# Request:
Every record must be repeated exactly; omit any pictures they contain.

-- begin --

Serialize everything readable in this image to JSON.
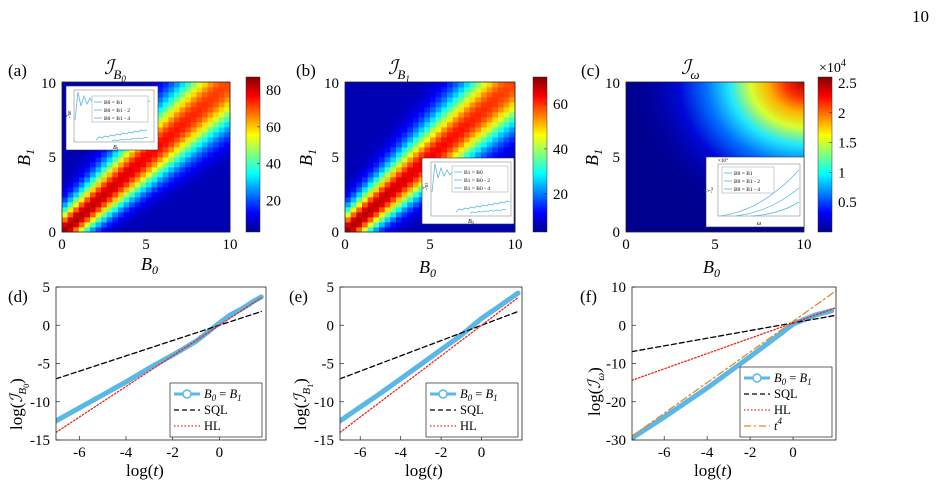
{
  "page_number": "10",
  "chart_data": [
    {
      "id": "a",
      "panel_label": "(a)",
      "type": "heatmap",
      "title": "I_{B0}",
      "xlabel": "B0",
      "ylabel": "B1",
      "xlim": [
        0,
        10
      ],
      "ylim": [
        0,
        10
      ],
      "xticks": [
        "0",
        "5",
        "10"
      ],
      "yticks": [
        "0",
        "5",
        "10"
      ],
      "colorbar": {
        "min": 3,
        "max": 87,
        "ticks": [
          "20",
          "40",
          "60",
          "80"
        ],
        "tick_values": [
          20,
          40,
          60,
          80
        ]
      },
      "ridge": "B1 = B0",
      "inset": {
        "ylabel": "I_B0",
        "xlabel": "B1",
        "legend": [
          "B0 = B1",
          "B0 = B1 - 2",
          "B0 = B1 - 4"
        ]
      }
    },
    {
      "id": "b",
      "panel_label": "(b)",
      "type": "heatmap",
      "title": "I_{B1}",
      "xlabel": "B0",
      "ylabel": "B1",
      "xlim": [
        0,
        10
      ],
      "ylim": [
        0,
        10
      ],
      "xticks": [
        "0",
        "5",
        "10"
      ],
      "yticks": [
        "0",
        "5",
        "10"
      ],
      "colorbar": {
        "min": 3,
        "max": 72,
        "ticks": [
          "20",
          "40",
          "60"
        ],
        "tick_values": [
          20,
          40,
          60
        ]
      },
      "ridge": "B1 = B0",
      "inset": {
        "ylabel": "I_B1",
        "xlabel": "B0",
        "legend": [
          "B1 = B0",
          "B1 = B0 - 2",
          "B1 = B0 - 4"
        ]
      }
    },
    {
      "id": "c",
      "panel_label": "(c)",
      "type": "heatmap",
      "title": "I_ω",
      "xlabel": "B0",
      "ylabel": "B1",
      "xlim": [
        0,
        10
      ],
      "ylim": [
        0,
        10
      ],
      "xticks": [
        "0",
        "5",
        "10"
      ],
      "yticks": [
        "0",
        "5",
        "10"
      ],
      "colorbar": {
        "min": 0,
        "max": 2.6,
        "multiplier": "×10^4",
        "ticks": [
          "0.5",
          "1",
          "1.5",
          "2",
          "2.5"
        ],
        "tick_values": [
          0.5,
          1,
          1.5,
          2,
          2.5
        ]
      },
      "inset": {
        "ylabel": "I_ω",
        "xlabel": "ω",
        "multiplier": "×10^4",
        "legend": [
          "B0 = B1",
          "B0 = B1 - 2",
          "B0 = B1 - 4"
        ]
      }
    },
    {
      "id": "d",
      "panel_label": "(d)",
      "type": "line",
      "xlabel": "log(t)",
      "ylabel": "log(I_B0)",
      "xlim": [
        -7,
        2
      ],
      "ylim": [
        -15,
        5
      ],
      "xticks": [
        -6,
        -4,
        -2,
        0
      ],
      "yticks": [
        -15,
        -10,
        -5,
        0,
        5
      ],
      "legend_position": "bottom-right",
      "series": [
        {
          "name": "B0 = B1",
          "x": [
            -7,
            -6,
            -5,
            -4,
            -3,
            -2,
            -1,
            0,
            0.5,
            1,
            1.5,
            1.8
          ],
          "y": [
            -12.5,
            -10.8,
            -9.1,
            -7.4,
            -5.6,
            -3.9,
            -2.1,
            0.3,
            1.4,
            2.2,
            3.2,
            3.7
          ]
        },
        {
          "name": "SQL",
          "x": [
            -7,
            1.8
          ],
          "y": [
            -7,
            1.8
          ]
        },
        {
          "name": "HL",
          "x": [
            -7,
            1.8
          ],
          "y": [
            -14,
            3.6
          ]
        }
      ]
    },
    {
      "id": "e",
      "panel_label": "(e)",
      "type": "line",
      "xlabel": "log(t)",
      "ylabel": "log(I_B1)",
      "xlim": [
        -7,
        2
      ],
      "ylim": [
        -15,
        5
      ],
      "xticks": [
        -6,
        -4,
        -2,
        0
      ],
      "yticks": [
        -15,
        -10,
        -5,
        0,
        5
      ],
      "legend_position": "bottom-right",
      "series": [
        {
          "name": "B0 = B1",
          "x": [
            -7,
            -6,
            -5,
            -4,
            -3,
            -2,
            -1,
            0,
            1,
            1.8
          ],
          "y": [
            -12.5,
            -10.7,
            -8.9,
            -7.0,
            -5.1,
            -3.2,
            -1.3,
            0.9,
            2.7,
            4.2
          ]
        },
        {
          "name": "SQL",
          "x": [
            -7,
            1.8
          ],
          "y": [
            -7,
            1.8
          ]
        },
        {
          "name": "HL",
          "x": [
            -7,
            1.8
          ],
          "y": [
            -14,
            3.6
          ]
        }
      ]
    },
    {
      "id": "f",
      "panel_label": "(f)",
      "type": "line",
      "xlabel": "log(t)",
      "ylabel": "log(I_ω)",
      "xlim": [
        -7.5,
        2
      ],
      "ylim": [
        -30,
        10
      ],
      "xticks": [
        -6,
        -4,
        -2,
        0
      ],
      "yticks": [
        -30,
        -20,
        -10,
        0,
        10
      ],
      "legend_position": "bottom-right",
      "series": [
        {
          "name": "B0 = B1",
          "x": [
            -7.5,
            -6,
            -4,
            -2,
            -1,
            0,
            1,
            1.8
          ],
          "y": [
            -29.5,
            -24,
            -16.4,
            -8.2,
            -4.0,
            0.3,
            2.6,
            3.8
          ]
        },
        {
          "name": "SQL",
          "x": [
            -7.5,
            2
          ],
          "y": [
            -6.9,
            2.6
          ]
        },
        {
          "name": "HL",
          "x": [
            -7.5,
            2
          ],
          "y": [
            -14.4,
            4.6
          ]
        },
        {
          "name": "t^4",
          "x": [
            -7.5,
            2
          ],
          "y": [
            -29,
            9
          ]
        }
      ]
    }
  ]
}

-- end --

# Output:
Serialize everything readable in this image to JSON.
{
  "page_number": "10",
  "chart_data": [
    {
      "id": "a",
      "panel_label": "(a)",
      "type": "heatmap",
      "title": "I_{B0}",
      "xlabel": "B0",
      "ylabel": "B1",
      "xlim": [
        0,
        10
      ],
      "ylim": [
        0,
        10
      ],
      "xticks": [
        "0",
        "5",
        "10"
      ],
      "yticks": [
        "0",
        "5",
        "10"
      ],
      "colorbar": {
        "min": 3,
        "max": 87,
        "ticks": [
          "20",
          "40",
          "60",
          "80"
        ],
        "tick_values": [
          20,
          40,
          60,
          80
        ]
      },
      "ridge": "B1 = B0",
      "inset": {
        "ylabel": "I_B0",
        "xlabel": "B1",
        "legend": [
          "B0 = B1",
          "B0 = B1 - 2",
          "B0 = B1 - 4"
        ]
      }
    },
    {
      "id": "b",
      "panel_label": "(b)",
      "type": "heatmap",
      "title": "I_{B1}",
      "xlabel": "B0",
      "ylabel": "B1",
      "xlim": [
        0,
        10
      ],
      "ylim": [
        0,
        10
      ],
      "xticks": [
        "0",
        "5",
        "10"
      ],
      "yticks": [
        "0",
        "5",
        "10"
      ],
      "colorbar": {
        "min": 3,
        "max": 72,
        "ticks": [
          "20",
          "40",
          "60"
        ],
        "tick_values": [
          20,
          40,
          60
        ]
      },
      "ridge": "B1 = B0",
      "inset": {
        "ylabel": "I_B1",
        "xlabel": "B0",
        "legend": [
          "B1 = B0",
          "B1 = B0 - 2",
          "B1 = B0 - 4"
        ]
      }
    },
    {
      "id": "c",
      "panel_label": "(c)",
      "type": "heatmap",
      "title": "I_ω",
      "xlabel": "B0",
      "ylabel": "B1",
      "xlim": [
        0,
        10
      ],
      "ylim": [
        0,
        10
      ],
      "xticks": [
        "0",
        "5",
        "10"
      ],
      "yticks": [
        "0",
        "5",
        "10"
      ],
      "colorbar": {
        "min": 0,
        "max": 2.6,
        "multiplier": "×10^4",
        "ticks": [
          "0.5",
          "1",
          "1.5",
          "2",
          "2.5"
        ],
        "tick_values": [
          0.5,
          1,
          1.5,
          2,
          2.5
        ]
      },
      "inset": {
        "ylabel": "I_ω",
        "xlabel": "ω",
        "multiplier": "×10^4",
        "legend": [
          "B0 = B1",
          "B0 = B1 - 2",
          "B0 = B1 - 4"
        ]
      }
    },
    {
      "id": "d",
      "panel_label": "(d)",
      "type": "line",
      "xlabel": "log(t)",
      "ylabel": "log(I_B0)",
      "xlim": [
        -7,
        2
      ],
      "ylim": [
        -15,
        5
      ],
      "xticks": [
        -6,
        -4,
        -2,
        0
      ],
      "yticks": [
        -15,
        -10,
        -5,
        0,
        5
      ],
      "legend_position": "bottom-right",
      "series": [
        {
          "name": "B0 = B1",
          "x": [
            -7,
            -6,
            -5,
            -4,
            -3,
            -2,
            -1,
            0,
            0.5,
            1,
            1.5,
            1.8
          ],
          "y": [
            -12.5,
            -10.8,
            -9.1,
            -7.4,
            -5.6,
            -3.9,
            -2.1,
            0.3,
            1.4,
            2.2,
            3.2,
            3.7
          ]
        },
        {
          "name": "SQL",
          "x": [
            -7,
            1.8
          ],
          "y": [
            -7,
            1.8
          ]
        },
        {
          "name": "HL",
          "x": [
            -7,
            1.8
          ],
          "y": [
            -14,
            3.6
          ]
        }
      ]
    },
    {
      "id": "e",
      "panel_label": "(e)",
      "type": "line",
      "xlabel": "log(t)",
      "ylabel": "log(I_B1)",
      "xlim": [
        -7,
        2
      ],
      "ylim": [
        -15,
        5
      ],
      "xticks": [
        -6,
        -4,
        -2,
        0
      ],
      "yticks": [
        -15,
        -10,
        -5,
        0,
        5
      ],
      "legend_position": "bottom-right",
      "series": [
        {
          "name": "B0 = B1",
          "x": [
            -7,
            -6,
            -5,
            -4,
            -3,
            -2,
            -1,
            0,
            1,
            1.8
          ],
          "y": [
            -12.5,
            -10.7,
            -8.9,
            -7.0,
            -5.1,
            -3.2,
            -1.3,
            0.9,
            2.7,
            4.2
          ]
        },
        {
          "name": "SQL",
          "x": [
            -7,
            1.8
          ],
          "y": [
            -7,
            1.8
          ]
        },
        {
          "name": "HL",
          "x": [
            -7,
            1.8
          ],
          "y": [
            -14,
            3.6
          ]
        }
      ]
    },
    {
      "id": "f",
      "panel_label": "(f)",
      "type": "line",
      "xlabel": "log(t)",
      "ylabel": "log(I_ω)",
      "xlim": [
        -7.5,
        2
      ],
      "ylim": [
        -30,
        10
      ],
      "xticks": [
        -6,
        -4,
        -2,
        0
      ],
      "yticks": [
        -30,
        -20,
        -10,
        0,
        10
      ],
      "legend_position": "bottom-right",
      "series": [
        {
          "name": "B0 = B1",
          "x": [
            -7.5,
            -6,
            -4,
            -2,
            -1,
            0,
            1,
            1.8
          ],
          "y": [
            -29.5,
            -24,
            -16.4,
            -8.2,
            -4.0,
            0.3,
            2.6,
            3.8
          ]
        },
        {
          "name": "SQL",
          "x": [
            -7.5,
            2
          ],
          "y": [
            -6.9,
            2.6
          ]
        },
        {
          "name": "HL",
          "x": [
            -7.5,
            2
          ],
          "y": [
            -14.4,
            4.6
          ]
        },
        {
          "name": "t^4",
          "x": [
            -7.5,
            2
          ],
          "y": [
            -29,
            9
          ]
        }
      ]
    }
  ]
}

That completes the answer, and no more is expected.